Exercise description
Restate the full listing word for word and leave the pictures out.

Data section
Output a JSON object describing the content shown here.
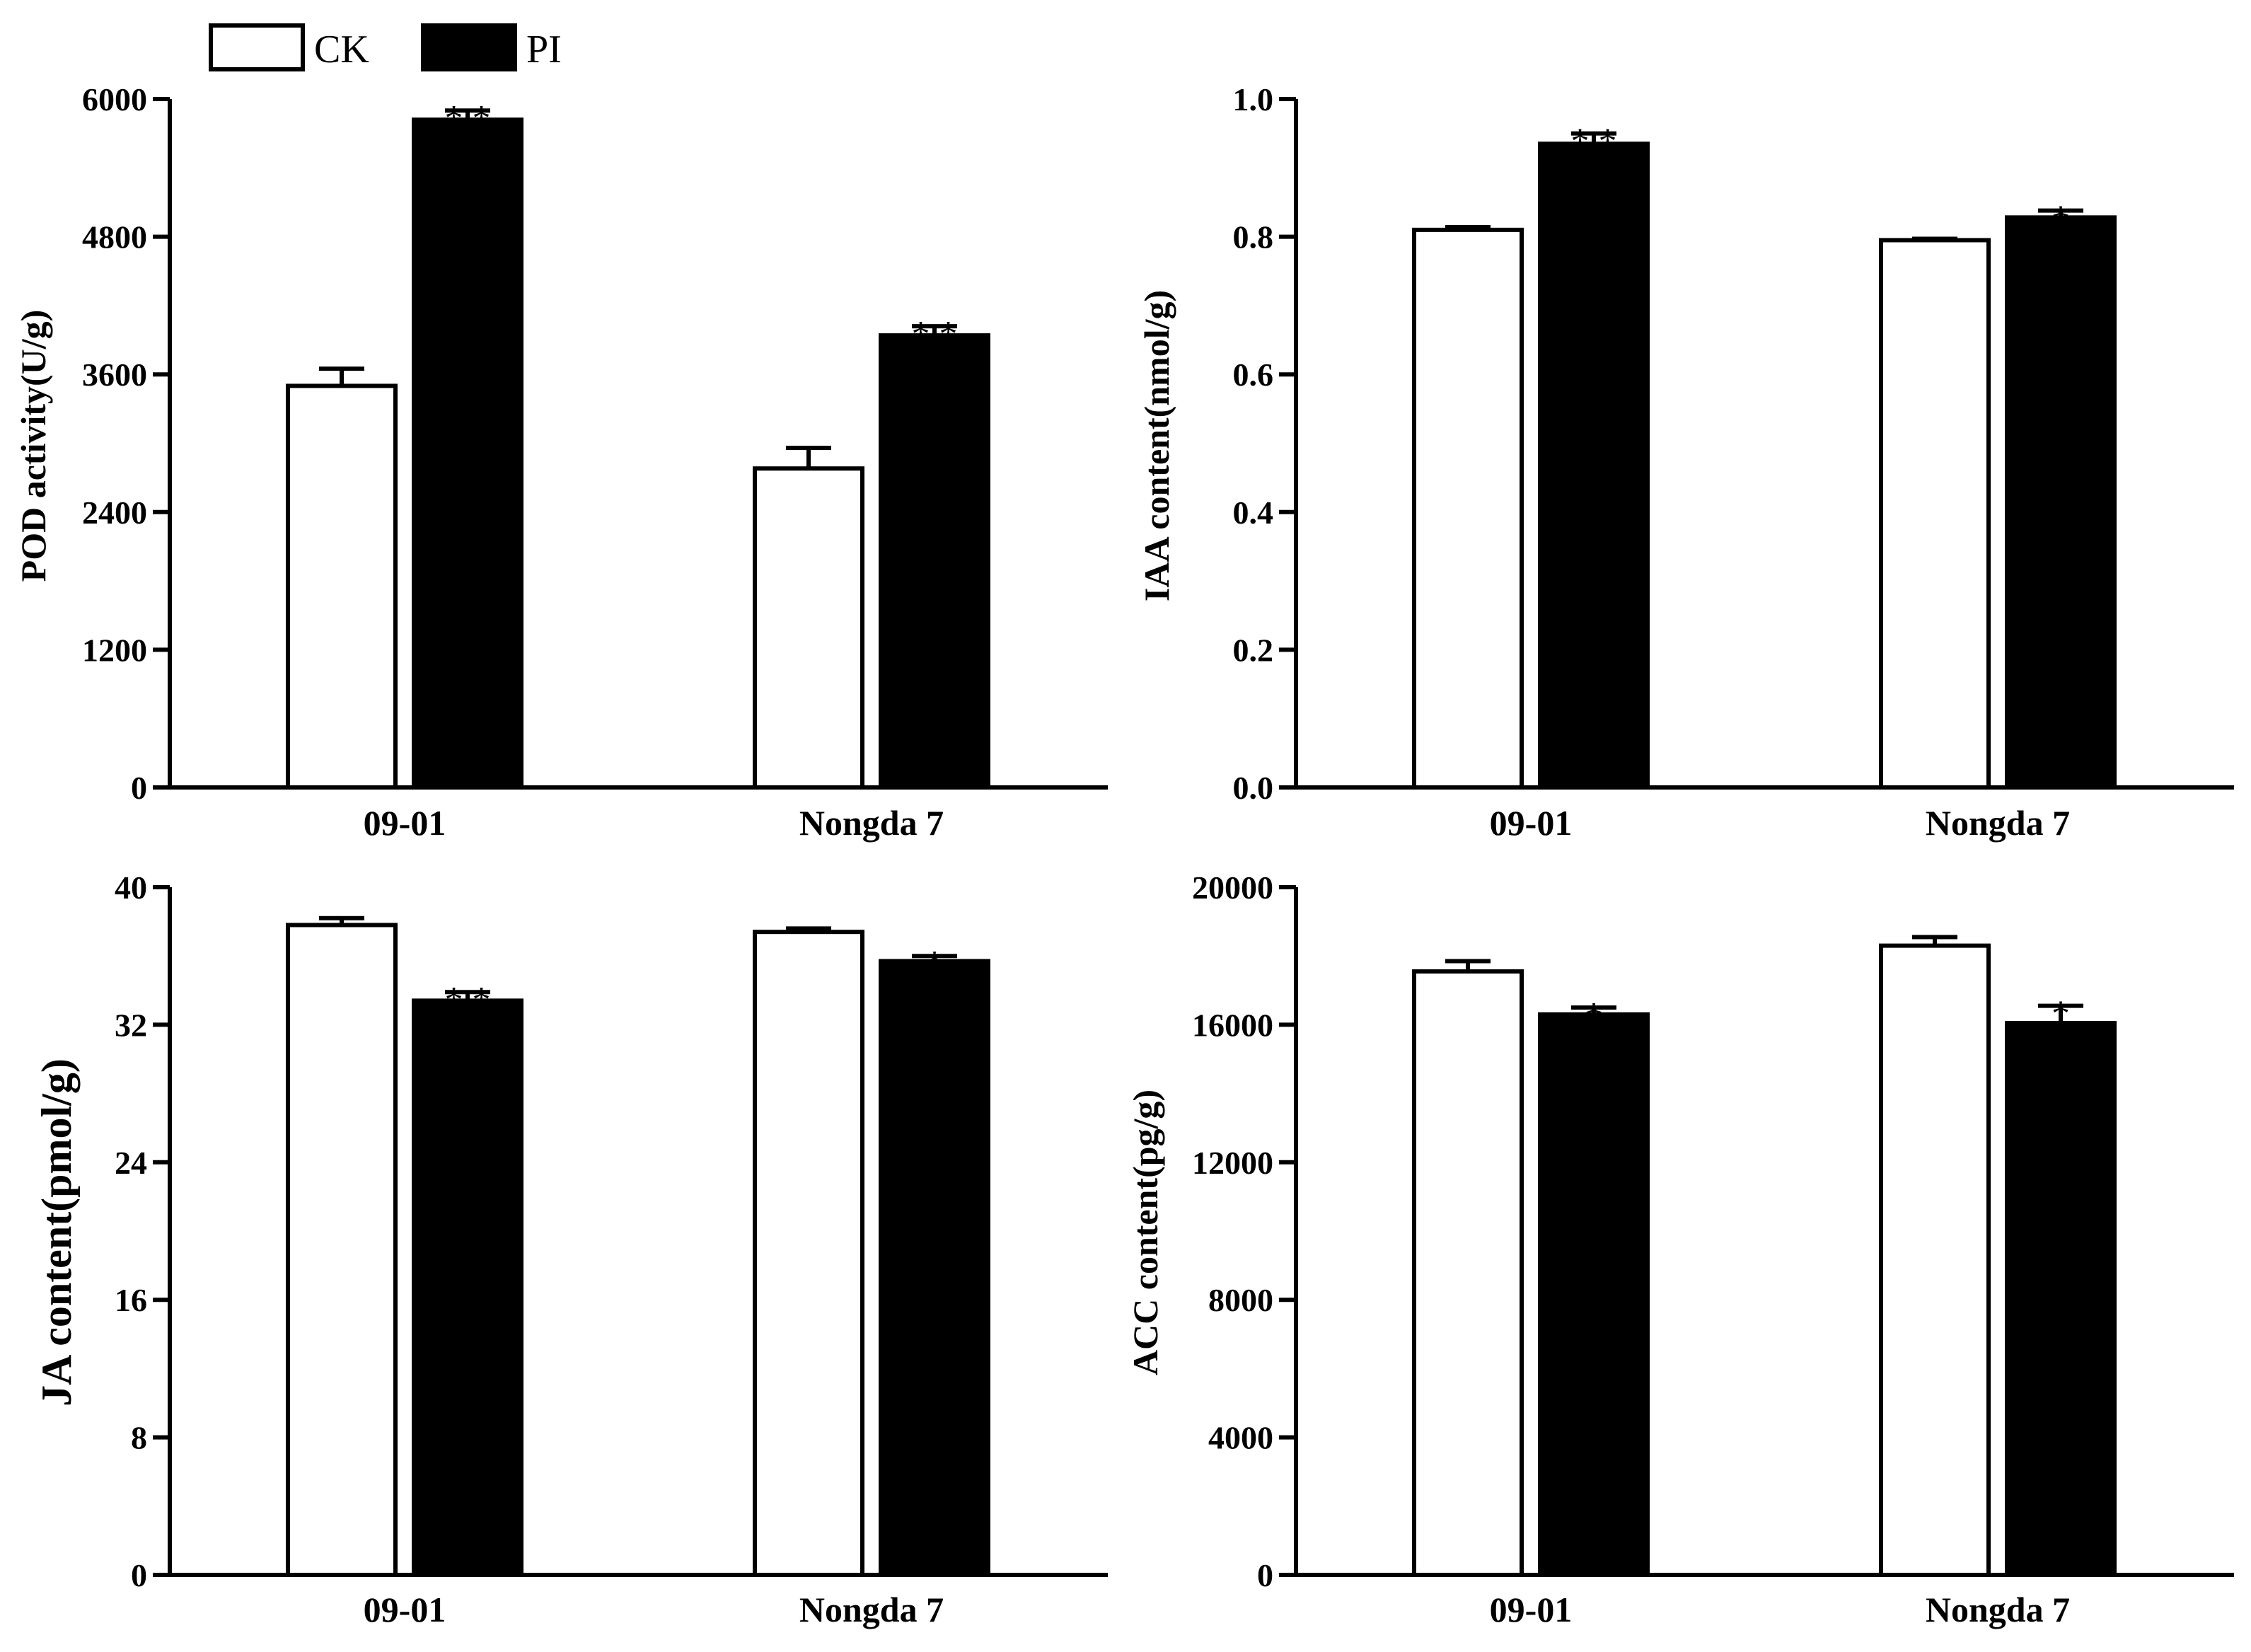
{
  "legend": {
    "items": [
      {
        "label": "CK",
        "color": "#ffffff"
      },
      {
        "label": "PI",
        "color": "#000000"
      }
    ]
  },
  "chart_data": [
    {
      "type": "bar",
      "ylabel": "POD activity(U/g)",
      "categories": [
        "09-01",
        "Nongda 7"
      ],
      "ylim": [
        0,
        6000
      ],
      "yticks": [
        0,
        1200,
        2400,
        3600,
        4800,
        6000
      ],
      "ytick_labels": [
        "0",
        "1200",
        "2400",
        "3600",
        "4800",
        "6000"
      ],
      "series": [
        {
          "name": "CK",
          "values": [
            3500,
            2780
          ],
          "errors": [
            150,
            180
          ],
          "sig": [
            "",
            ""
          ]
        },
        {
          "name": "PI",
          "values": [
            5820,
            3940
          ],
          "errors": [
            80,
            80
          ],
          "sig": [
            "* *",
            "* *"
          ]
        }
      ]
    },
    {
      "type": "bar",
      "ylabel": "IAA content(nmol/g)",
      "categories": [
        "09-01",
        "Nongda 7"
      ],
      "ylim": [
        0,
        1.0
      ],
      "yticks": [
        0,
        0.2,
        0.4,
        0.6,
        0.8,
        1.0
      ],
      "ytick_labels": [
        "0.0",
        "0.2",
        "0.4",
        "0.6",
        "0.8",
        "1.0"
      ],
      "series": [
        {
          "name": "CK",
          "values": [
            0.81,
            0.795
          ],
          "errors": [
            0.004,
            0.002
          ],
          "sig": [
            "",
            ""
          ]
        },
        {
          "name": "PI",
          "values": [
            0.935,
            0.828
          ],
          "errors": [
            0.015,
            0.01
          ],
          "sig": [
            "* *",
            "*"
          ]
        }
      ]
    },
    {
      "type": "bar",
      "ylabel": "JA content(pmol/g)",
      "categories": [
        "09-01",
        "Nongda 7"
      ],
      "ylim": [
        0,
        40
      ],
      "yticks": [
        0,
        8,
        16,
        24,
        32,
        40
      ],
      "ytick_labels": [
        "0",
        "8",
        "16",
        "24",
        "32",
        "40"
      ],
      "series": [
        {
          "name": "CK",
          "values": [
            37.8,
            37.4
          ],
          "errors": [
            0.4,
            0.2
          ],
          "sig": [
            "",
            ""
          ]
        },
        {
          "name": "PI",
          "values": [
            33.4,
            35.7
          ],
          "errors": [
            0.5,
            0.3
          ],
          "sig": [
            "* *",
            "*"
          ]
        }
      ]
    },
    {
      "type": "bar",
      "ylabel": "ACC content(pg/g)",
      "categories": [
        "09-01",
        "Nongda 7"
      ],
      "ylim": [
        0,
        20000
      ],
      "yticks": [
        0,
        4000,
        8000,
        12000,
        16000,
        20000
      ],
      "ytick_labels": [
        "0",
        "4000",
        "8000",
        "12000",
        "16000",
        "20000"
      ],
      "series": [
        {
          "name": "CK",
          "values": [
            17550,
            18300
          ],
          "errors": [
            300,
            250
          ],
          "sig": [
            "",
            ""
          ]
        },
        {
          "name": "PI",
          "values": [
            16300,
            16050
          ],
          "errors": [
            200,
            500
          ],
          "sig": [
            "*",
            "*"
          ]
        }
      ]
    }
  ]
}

The result
Output a JSON object describing the content shown here.
{
  "legend": {
    "items": [
      {
        "label": "CK",
        "color": "#ffffff"
      },
      {
        "label": "PI",
        "color": "#000000"
      }
    ]
  },
  "chart_data": [
    {
      "type": "bar",
      "ylabel": "POD activity(U/g)",
      "categories": [
        "09-01",
        "Nongda 7"
      ],
      "ylim": [
        0,
        6000
      ],
      "yticks": [
        0,
        1200,
        2400,
        3600,
        4800,
        6000
      ],
      "ytick_labels": [
        "0",
        "1200",
        "2400",
        "3600",
        "4800",
        "6000"
      ],
      "series": [
        {
          "name": "CK",
          "values": [
            3500,
            2780
          ],
          "errors": [
            150,
            180
          ],
          "sig": [
            "",
            ""
          ]
        },
        {
          "name": "PI",
          "values": [
            5820,
            3940
          ],
          "errors": [
            80,
            80
          ],
          "sig": [
            "* *",
            "* *"
          ]
        }
      ]
    },
    {
      "type": "bar",
      "ylabel": "IAA content(nmol/g)",
      "categories": [
        "09-01",
        "Nongda 7"
      ],
      "ylim": [
        0,
        1.0
      ],
      "yticks": [
        0,
        0.2,
        0.4,
        0.6,
        0.8,
        1.0
      ],
      "ytick_labels": [
        "0.0",
        "0.2",
        "0.4",
        "0.6",
        "0.8",
        "1.0"
      ],
      "series": [
        {
          "name": "CK",
          "values": [
            0.81,
            0.795
          ],
          "errors": [
            0.004,
            0.002
          ],
          "sig": [
            "",
            ""
          ]
        },
        {
          "name": "PI",
          "values": [
            0.935,
            0.828
          ],
          "errors": [
            0.015,
            0.01
          ],
          "sig": [
            "* *",
            "*"
          ]
        }
      ]
    },
    {
      "type": "bar",
      "ylabel": "JA content(pmol/g)",
      "categories": [
        "09-01",
        "Nongda 7"
      ],
      "ylim": [
        0,
        40
      ],
      "yticks": [
        0,
        8,
        16,
        24,
        32,
        40
      ],
      "ytick_labels": [
        "0",
        "8",
        "16",
        "24",
        "32",
        "40"
      ],
      "series": [
        {
          "name": "CK",
          "values": [
            37.8,
            37.4
          ],
          "errors": [
            0.4,
            0.2
          ],
          "sig": [
            "",
            ""
          ]
        },
        {
          "name": "PI",
          "values": [
            33.4,
            35.7
          ],
          "errors": [
            0.5,
            0.3
          ],
          "sig": [
            "* *",
            "*"
          ]
        }
      ]
    },
    {
      "type": "bar",
      "ylabel": "ACC content(pg/g)",
      "categories": [
        "09-01",
        "Nongda 7"
      ],
      "ylim": [
        0,
        20000
      ],
      "yticks": [
        0,
        4000,
        8000,
        12000,
        16000,
        20000
      ],
      "ytick_labels": [
        "0",
        "4000",
        "8000",
        "12000",
        "16000",
        "20000"
      ],
      "series": [
        {
          "name": "CK",
          "values": [
            17550,
            18300
          ],
          "errors": [
            300,
            250
          ],
          "sig": [
            "",
            ""
          ]
        },
        {
          "name": "PI",
          "values": [
            16300,
            16050
          ],
          "errors": [
            200,
            500
          ],
          "sig": [
            "*",
            "*"
          ]
        }
      ]
    }
  ]
}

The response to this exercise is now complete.